▸ **What you need to do**:
Check each line of the data for "JSON" and select those that have it.

▸ **Dataset entries on figures**:
↓
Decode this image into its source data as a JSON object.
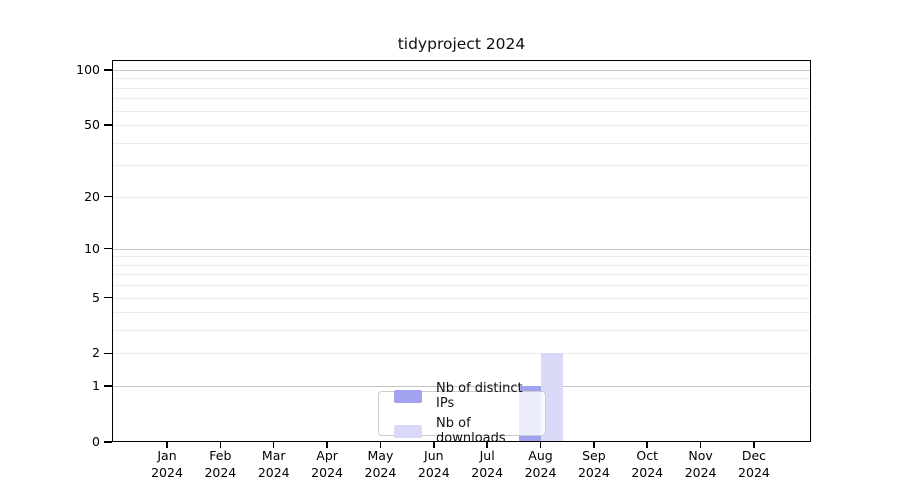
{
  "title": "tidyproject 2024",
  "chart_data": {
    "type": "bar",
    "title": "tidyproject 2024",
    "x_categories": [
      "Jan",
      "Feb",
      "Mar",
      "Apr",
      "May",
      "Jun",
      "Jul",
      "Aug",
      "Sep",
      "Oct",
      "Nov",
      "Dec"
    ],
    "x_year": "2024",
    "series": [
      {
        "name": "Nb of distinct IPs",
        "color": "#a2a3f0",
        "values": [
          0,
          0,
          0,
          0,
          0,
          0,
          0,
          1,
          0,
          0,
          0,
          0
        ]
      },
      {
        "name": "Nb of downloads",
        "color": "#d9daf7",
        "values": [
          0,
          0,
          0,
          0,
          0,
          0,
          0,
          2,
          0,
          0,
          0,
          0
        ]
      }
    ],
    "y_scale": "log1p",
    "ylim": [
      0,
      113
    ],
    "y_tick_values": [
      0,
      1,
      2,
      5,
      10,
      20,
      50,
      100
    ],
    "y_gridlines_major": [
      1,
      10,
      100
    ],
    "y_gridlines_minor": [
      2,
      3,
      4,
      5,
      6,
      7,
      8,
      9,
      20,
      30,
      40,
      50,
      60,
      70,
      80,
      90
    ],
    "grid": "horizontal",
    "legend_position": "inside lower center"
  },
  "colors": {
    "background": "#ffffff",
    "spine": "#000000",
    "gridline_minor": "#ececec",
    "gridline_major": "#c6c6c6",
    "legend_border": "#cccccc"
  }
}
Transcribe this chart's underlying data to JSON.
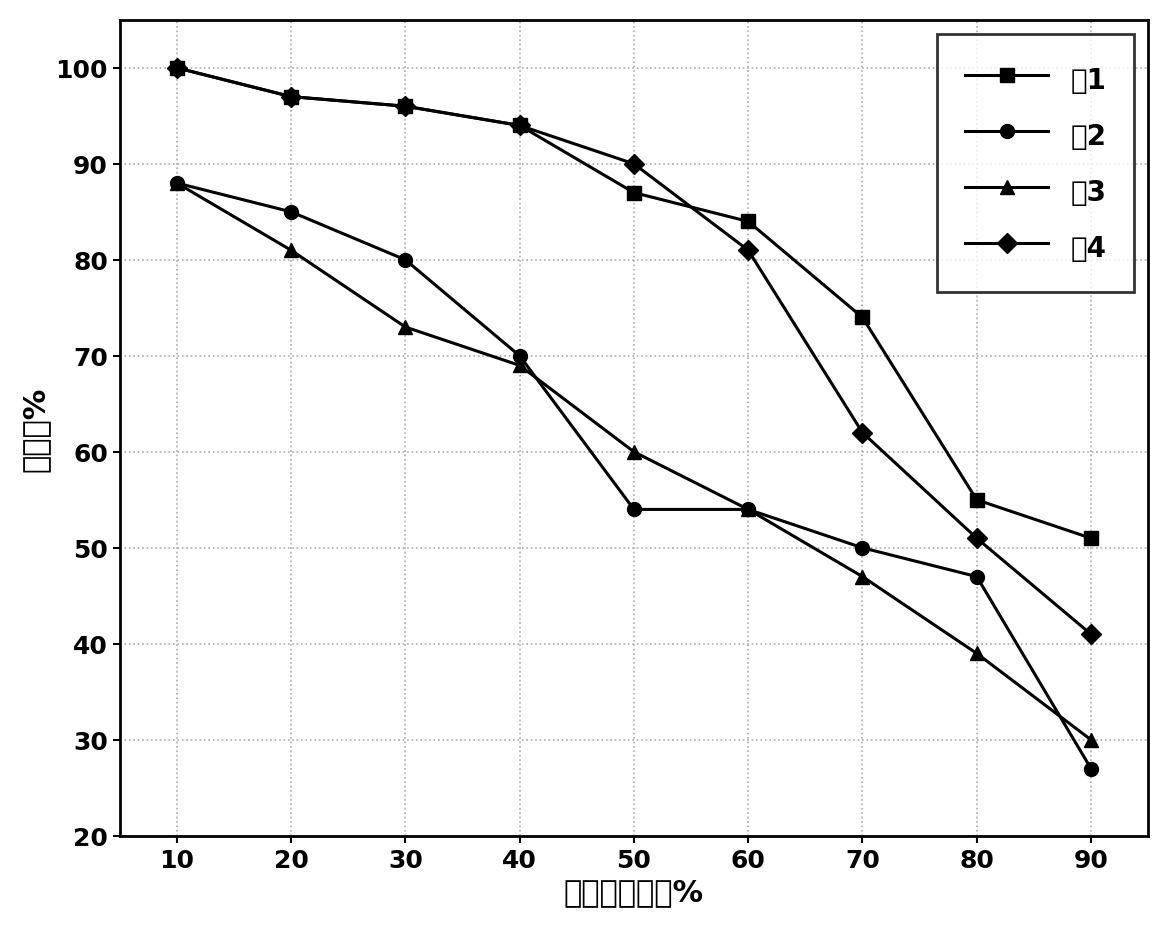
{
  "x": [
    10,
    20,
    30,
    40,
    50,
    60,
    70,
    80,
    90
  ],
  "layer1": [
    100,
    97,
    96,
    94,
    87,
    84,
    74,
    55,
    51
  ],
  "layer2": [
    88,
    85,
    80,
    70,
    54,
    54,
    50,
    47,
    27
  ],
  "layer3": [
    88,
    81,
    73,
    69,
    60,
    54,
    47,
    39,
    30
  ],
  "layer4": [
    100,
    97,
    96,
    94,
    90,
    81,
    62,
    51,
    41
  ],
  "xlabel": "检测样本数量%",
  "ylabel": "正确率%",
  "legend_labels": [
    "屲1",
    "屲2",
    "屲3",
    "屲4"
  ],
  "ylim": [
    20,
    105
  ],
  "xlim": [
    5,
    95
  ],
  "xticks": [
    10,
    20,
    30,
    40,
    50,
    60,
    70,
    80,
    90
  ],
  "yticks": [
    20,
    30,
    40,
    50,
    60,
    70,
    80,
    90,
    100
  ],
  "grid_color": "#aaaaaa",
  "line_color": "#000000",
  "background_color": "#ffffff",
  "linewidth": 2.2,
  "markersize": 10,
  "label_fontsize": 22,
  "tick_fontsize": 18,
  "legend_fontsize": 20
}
↑
▸ **Full answer**:
Decode this image into its source data as a JSON object.
Transcribe this chart's underlying data to JSON.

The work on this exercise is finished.